# Task directions
Report how many lines contain "珍爱生命". The answer is a single number.

# Dataset records

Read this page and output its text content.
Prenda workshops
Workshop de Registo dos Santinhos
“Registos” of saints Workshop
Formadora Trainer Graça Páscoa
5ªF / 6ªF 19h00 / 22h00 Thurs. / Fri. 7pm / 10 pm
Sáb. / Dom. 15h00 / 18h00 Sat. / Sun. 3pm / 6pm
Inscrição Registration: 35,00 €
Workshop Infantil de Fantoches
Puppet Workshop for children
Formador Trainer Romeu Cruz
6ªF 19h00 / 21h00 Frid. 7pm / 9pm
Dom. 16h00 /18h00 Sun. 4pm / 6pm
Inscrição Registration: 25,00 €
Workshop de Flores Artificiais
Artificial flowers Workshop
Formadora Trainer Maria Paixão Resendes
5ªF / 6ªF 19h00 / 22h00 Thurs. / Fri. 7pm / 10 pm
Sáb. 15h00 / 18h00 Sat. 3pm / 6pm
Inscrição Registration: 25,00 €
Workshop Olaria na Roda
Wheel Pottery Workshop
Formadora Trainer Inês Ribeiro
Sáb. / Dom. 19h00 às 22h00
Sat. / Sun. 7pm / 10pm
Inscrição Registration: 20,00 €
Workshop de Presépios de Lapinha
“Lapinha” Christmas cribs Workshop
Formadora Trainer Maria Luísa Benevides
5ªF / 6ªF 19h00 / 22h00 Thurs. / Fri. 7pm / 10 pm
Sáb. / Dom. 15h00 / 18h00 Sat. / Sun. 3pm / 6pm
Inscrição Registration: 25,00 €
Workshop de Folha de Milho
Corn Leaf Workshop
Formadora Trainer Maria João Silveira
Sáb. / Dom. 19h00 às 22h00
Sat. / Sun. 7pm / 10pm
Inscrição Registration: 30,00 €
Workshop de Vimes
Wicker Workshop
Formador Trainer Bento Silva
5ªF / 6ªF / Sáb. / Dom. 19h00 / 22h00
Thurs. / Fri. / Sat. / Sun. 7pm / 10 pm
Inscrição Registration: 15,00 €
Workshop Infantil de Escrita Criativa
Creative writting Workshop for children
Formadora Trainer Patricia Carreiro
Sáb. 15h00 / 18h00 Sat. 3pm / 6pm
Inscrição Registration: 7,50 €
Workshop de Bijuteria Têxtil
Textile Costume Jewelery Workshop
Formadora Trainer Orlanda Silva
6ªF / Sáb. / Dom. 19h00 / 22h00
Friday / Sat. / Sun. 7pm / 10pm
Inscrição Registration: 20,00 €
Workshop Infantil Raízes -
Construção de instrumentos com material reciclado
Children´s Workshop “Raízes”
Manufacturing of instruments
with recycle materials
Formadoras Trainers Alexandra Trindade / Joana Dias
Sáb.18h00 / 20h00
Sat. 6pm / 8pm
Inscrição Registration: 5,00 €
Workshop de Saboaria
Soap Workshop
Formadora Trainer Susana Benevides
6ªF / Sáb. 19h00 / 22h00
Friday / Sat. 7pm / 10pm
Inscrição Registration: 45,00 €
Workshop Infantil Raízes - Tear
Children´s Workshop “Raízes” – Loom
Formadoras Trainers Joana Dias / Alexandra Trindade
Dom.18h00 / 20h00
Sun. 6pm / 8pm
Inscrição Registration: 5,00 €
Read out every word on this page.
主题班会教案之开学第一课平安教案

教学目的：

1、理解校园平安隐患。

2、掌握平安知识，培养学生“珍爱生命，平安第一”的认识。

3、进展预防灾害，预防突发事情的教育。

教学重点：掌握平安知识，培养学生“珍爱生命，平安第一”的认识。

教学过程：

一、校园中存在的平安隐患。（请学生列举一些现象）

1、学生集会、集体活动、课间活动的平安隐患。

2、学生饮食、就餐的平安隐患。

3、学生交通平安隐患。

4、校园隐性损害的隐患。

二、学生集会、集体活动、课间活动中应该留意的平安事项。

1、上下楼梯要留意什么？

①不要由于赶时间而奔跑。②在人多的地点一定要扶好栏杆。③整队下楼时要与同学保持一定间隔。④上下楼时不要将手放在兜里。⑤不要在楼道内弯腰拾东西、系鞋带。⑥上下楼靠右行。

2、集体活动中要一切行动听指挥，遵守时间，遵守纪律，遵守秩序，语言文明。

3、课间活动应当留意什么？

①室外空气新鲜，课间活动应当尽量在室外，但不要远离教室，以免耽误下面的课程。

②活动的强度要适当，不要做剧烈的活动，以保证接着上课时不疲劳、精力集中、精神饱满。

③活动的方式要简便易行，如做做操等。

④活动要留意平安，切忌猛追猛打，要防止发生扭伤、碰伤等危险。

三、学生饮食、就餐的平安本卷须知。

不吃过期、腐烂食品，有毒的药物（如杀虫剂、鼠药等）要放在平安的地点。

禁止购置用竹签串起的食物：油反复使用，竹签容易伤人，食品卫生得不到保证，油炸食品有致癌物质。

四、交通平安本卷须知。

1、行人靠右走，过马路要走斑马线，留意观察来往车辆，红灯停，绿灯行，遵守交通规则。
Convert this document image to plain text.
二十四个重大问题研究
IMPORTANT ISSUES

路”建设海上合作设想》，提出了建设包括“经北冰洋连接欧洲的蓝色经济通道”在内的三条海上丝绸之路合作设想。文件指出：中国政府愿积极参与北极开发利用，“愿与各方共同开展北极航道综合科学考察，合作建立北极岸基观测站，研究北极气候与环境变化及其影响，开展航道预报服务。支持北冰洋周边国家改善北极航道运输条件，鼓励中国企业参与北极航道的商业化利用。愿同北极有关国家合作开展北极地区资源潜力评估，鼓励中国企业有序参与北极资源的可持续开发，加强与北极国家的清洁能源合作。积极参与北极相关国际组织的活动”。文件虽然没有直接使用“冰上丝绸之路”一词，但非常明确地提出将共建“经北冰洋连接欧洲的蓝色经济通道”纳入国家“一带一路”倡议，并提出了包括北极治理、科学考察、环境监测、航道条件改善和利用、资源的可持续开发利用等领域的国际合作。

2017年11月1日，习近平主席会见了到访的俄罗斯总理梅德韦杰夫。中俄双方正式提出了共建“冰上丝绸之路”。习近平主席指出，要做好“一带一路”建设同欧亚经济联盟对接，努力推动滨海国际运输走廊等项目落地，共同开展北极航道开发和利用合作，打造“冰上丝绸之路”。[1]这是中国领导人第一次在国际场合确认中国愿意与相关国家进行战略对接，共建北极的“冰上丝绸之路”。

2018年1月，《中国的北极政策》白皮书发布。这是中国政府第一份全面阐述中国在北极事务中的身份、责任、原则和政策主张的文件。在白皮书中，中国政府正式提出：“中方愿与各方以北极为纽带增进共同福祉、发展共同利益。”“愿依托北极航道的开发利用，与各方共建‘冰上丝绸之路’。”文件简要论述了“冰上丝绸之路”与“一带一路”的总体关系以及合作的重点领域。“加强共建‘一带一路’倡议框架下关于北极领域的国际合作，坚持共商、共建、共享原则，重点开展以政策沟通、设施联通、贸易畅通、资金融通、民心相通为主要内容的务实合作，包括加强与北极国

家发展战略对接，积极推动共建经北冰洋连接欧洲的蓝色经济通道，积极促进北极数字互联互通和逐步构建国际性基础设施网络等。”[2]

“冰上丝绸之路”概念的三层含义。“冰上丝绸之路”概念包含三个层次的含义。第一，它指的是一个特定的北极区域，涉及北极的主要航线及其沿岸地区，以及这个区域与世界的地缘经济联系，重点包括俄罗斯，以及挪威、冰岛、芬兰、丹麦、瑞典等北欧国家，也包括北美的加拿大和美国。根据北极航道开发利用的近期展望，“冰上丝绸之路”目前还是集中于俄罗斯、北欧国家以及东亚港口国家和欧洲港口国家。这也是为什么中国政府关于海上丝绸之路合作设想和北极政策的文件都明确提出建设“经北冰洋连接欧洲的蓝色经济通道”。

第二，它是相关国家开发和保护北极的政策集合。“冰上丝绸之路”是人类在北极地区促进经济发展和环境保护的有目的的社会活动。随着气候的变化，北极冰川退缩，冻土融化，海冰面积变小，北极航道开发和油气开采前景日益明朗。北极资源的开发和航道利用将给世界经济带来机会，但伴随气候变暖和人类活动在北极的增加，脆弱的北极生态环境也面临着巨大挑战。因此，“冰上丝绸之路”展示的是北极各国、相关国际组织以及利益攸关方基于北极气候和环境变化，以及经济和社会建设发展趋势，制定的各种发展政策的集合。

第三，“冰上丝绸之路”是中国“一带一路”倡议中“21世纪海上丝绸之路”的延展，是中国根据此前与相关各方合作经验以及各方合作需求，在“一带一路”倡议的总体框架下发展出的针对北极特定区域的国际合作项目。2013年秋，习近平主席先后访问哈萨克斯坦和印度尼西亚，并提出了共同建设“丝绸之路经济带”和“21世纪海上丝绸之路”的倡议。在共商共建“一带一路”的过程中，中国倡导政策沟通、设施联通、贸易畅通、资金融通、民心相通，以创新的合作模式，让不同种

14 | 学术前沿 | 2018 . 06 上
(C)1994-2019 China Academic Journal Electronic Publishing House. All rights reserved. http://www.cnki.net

# Written reply
2